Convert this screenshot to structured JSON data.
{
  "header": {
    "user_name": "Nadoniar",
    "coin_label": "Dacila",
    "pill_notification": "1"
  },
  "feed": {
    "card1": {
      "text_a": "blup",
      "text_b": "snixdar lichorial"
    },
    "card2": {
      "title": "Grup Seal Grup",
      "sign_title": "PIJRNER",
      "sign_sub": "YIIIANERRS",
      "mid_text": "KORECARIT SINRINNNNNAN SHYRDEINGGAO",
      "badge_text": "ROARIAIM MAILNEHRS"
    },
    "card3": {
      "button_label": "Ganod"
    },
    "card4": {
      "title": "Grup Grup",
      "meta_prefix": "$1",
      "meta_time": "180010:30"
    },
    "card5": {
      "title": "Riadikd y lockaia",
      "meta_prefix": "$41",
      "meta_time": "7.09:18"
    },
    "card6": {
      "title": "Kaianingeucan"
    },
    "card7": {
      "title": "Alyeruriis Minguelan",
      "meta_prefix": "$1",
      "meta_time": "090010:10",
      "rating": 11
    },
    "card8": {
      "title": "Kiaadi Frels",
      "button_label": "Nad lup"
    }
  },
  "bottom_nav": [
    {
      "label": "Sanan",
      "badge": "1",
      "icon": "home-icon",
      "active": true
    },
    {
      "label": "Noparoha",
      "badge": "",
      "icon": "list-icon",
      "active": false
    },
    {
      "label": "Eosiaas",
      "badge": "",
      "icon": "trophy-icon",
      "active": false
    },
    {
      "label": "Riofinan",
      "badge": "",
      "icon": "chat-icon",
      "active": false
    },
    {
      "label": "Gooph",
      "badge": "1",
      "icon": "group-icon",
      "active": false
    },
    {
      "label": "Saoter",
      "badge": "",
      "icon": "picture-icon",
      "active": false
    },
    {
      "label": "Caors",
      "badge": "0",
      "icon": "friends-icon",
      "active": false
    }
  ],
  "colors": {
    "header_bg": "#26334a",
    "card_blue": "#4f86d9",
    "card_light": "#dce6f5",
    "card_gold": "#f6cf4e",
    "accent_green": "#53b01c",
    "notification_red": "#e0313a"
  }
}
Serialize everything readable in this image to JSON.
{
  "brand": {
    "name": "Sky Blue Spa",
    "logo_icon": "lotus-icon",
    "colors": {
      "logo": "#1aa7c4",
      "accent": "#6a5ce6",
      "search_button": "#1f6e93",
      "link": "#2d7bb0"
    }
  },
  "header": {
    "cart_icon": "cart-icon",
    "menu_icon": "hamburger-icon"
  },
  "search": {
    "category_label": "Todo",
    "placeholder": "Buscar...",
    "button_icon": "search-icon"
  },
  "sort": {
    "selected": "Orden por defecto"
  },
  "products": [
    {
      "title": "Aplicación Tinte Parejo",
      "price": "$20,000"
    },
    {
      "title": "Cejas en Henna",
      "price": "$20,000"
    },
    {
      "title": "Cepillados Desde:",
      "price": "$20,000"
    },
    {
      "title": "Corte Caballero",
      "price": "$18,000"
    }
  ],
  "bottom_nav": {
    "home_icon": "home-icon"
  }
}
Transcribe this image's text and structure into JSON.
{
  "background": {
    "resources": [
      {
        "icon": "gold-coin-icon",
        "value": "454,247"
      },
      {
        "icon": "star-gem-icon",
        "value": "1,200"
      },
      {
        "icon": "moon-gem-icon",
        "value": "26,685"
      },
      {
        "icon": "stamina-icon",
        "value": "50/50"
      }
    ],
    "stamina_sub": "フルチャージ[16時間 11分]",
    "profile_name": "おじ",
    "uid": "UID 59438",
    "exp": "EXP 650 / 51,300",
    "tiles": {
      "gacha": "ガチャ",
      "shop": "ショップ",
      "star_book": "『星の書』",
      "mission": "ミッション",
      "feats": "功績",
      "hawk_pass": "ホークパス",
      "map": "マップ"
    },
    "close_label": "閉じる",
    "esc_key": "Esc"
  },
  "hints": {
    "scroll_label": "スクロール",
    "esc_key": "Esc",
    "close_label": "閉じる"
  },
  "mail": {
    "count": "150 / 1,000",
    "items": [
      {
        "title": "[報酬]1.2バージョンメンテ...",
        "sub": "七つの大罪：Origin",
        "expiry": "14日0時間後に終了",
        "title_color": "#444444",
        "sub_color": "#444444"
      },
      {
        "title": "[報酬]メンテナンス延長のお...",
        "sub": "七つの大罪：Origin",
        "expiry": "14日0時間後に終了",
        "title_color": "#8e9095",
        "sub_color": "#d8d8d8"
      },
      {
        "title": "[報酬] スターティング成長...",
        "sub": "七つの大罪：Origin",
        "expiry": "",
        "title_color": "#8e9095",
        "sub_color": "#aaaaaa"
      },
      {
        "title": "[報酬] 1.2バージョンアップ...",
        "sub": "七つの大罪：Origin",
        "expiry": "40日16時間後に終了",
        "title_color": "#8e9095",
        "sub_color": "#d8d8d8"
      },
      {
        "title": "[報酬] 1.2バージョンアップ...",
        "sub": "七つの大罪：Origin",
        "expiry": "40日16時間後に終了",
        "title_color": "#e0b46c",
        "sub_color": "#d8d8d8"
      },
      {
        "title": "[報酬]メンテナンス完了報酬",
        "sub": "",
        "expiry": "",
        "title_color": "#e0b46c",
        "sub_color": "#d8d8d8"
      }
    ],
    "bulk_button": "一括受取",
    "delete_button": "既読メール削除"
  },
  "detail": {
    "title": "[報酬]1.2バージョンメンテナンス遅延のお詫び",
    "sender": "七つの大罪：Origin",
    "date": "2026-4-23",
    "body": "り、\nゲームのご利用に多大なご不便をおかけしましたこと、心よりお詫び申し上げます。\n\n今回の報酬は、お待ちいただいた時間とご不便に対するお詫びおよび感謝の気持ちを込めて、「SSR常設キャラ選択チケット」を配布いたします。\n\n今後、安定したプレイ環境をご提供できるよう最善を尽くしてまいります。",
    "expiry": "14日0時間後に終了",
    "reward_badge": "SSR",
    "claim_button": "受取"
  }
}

> [Problem statement] All of the entries need to be reproduced exactly; please write them out.

> [Expected output]
Convert this screenshot to structured JSON data.
{
  "header": {
    "user_name": "Nadoniar",
    "coin_label": "Dacila",
    "pill_notification": "1"
  },
  "feed": {
    "card1": {
      "text_a": "blup",
      "text_b": "snixdar lichorial"
    },
    "card2": {
      "title": "Grup Seal Grup",
      "sign_title": "PIJRNER",
      "sign_sub": "YIIIANERRS",
      "mid_text": "KORECARIT SINRINNNNNAN SHYRDEINGGAO",
      "badge_text": "ROARIAIM MAILNEHRS"
    },
    "card3": {
      "button_label": "Ganod"
    },
    "card4": {
      "title": "Grup Grup",
      "meta_prefix": "$1",
      "meta_time": "180010:30"
    },
    "card5": {
      "title": "Riadikd y lockaia",
      "meta_prefix": "$41",
      "meta_time": "7.09:18"
    },
    "card6": {
      "title": "Kaianingeucan"
    },
    "card7": {
      "title": "Alyeruriis Minguelan",
      "meta_prefix": "$1",
      "meta_time": "090010:10",
      "rating": 11
    },
    "card8": {
      "title": "Kiaadi Frels",
      "button_label": "Nad lup"
    }
  },
  "bottom_nav": [
    {
      "label": "Sanan",
      "badge": "1",
      "icon": "home-icon",
      "active": true
    },
    {
      "label": "Noparoha",
      "badge": "",
      "icon": "list-icon",
      "active": false
    },
    {
      "label": "Eosiaas",
      "badge": "",
      "icon": "trophy-icon",
      "active": false
    },
    {
      "label": "Riofinan",
      "badge": "",
      "icon": "chat-icon",
      "active": false
    },
    {
      "label": "Gooph",
      "badge": "1",
      "icon": "group-icon",
      "active": false
    },
    {
      "label": "Saoter",
      "badge": "",
      "icon": "picture-icon",
      "active": false
    },
    {
      "label": "Caors",
      "badge": "0",
      "icon": "friends-icon",
      "active": false
    }
  ],
  "colors": {
    "header_bg": "#26334a",
    "card_blue": "#4f86d9",
    "card_light": "#dce6f5",
    "card_gold": "#f6cf4e",
    "accent_green": "#53b01c",
    "notification_red": "#e0313a"
  }
}
Serialize everything readable in this image to JSON.
{
  "brand": {
    "name": "Sky Blue Spa",
    "logo_icon": "lotus-icon",
    "colors": {
      "logo": "#1aa7c4",
      "accent": "#6a5ce6",
      "search_button": "#1f6e93",
      "link": "#2d7bb0"
    }
  },
  "header": {
    "cart_icon": "cart-icon",
    "menu_icon": "hamburger-icon"
  },
  "search": {
    "category_label": "Todo",
    "placeholder": "Buscar...",
    "button_icon": "search-icon"
  },
  "sort": {
    "selected": "Orden por defecto"
  },
  "products": [
    {
      "title": "Aplicación Tinte Parejo",
      "price": "$20,000"
    },
    {
      "title": "Cejas en Henna",
      "price": "$20,000"
    },
    {
      "title": "Cepillados Desde:",
      "price": "$20,000"
    },
    {
      "title": "Corte Caballero",
      "price": "$18,000"
    }
  ],
  "bottom_nav": {
    "home_icon": "home-icon"
  }
}
Transcribe this image's text and structure into JSON.
{
  "background": {
    "resources": [
      {
        "icon": "gold-coin-icon",
        "value": "454,247"
      },
      {
        "icon": "star-gem-icon",
        "value": "1,200"
      },
      {
        "icon": "moon-gem-icon",
        "value": "26,685"
      },
      {
        "icon": "stamina-icon",
        "value": "50/50"
      }
    ],
    "stamina_sub": "フルチャージ[16時間 11分]",
    "profile_name": "おじ",
    "uid": "UID 59438",
    "exp": "EXP 650 / 51,300",
    "tiles": {
      "gacha": "ガチャ",
      "shop": "ショップ",
      "star_book": "『星の書』",
      "mission": "ミッション",
      "feats": "功績",
      "hawk_pass": "ホークパス",
      "map": "マップ"
    },
    "close_label": "閉じる",
    "esc_key": "Esc"
  },
  "hints": {
    "scroll_label": "スクロール",
    "esc_key": "Esc",
    "close_label": "閉じる"
  },
  "mail": {
    "count": "150 / 1,000",
    "items": [
      {
        "title": "[報酬]1.2バージョンメンテ...",
        "sub": "七つの大罪：Origin",
        "expiry": "14日0時間後に終了",
        "title_color": "#444444",
        "sub_color": "#444444"
      },
      {
        "title": "[報酬]メンテナンス延長のお...",
        "sub": "七つの大罪：Origin",
        "expiry": "14日0時間後に終了",
        "title_color": "#8e9095",
        "sub_color": "#d8d8d8"
      },
      {
        "title": "[報酬] スターティング成長...",
        "sub": "七つの大罪：Origin",
        "expiry": "",
        "title_color": "#8e9095",
        "sub_color": "#aaaaaa"
      },
      {
        "title": "[報酬] 1.2バージョンアップ...",
        "sub": "七つの大罪：Origin",
        "expiry": "40日16時間後に終了",
        "title_color": "#8e9095",
        "sub_color": "#d8d8d8"
      },
      {
        "title": "[報酬] 1.2バージョンアップ...",
        "sub": "七つの大罪：Origin",
        "expiry": "40日16時間後に終了",
        "title_color": "#e0b46c",
        "sub_color": "#d8d8d8"
      },
      {
        "title": "[報酬]メンテナンス完了報酬",
        "sub": "",
        "expiry": "",
        "title_color": "#e0b46c",
        "sub_color": "#d8d8d8"
      }
    ],
    "bulk_button": "一括受取",
    "delete_button": "既読メール削除"
  },
  "detail": {
    "title": "[報酬]1.2バージョンメンテナンス遅延のお詫び",
    "sender": "七つの大罪：Origin",
    "date": "2026-4-23",
    "body": "り、\nゲームのご利用に多大なご不便をおかけしましたこと、心よりお詫び申し上げます。\n\n今回の報酬は、お待ちいただいた時間とご不便に対するお詫びおよび感謝の気持ちを込めて、「SSR常設キャラ選択チケット」を配布いたします。\n\n今後、安定したプレイ環境をご提供できるよう最善を尽くしてまいります。",
    "expiry": "14日0時間後に終了",
    "reward_badge": "SSR",
    "claim_button": "受取"
  }
}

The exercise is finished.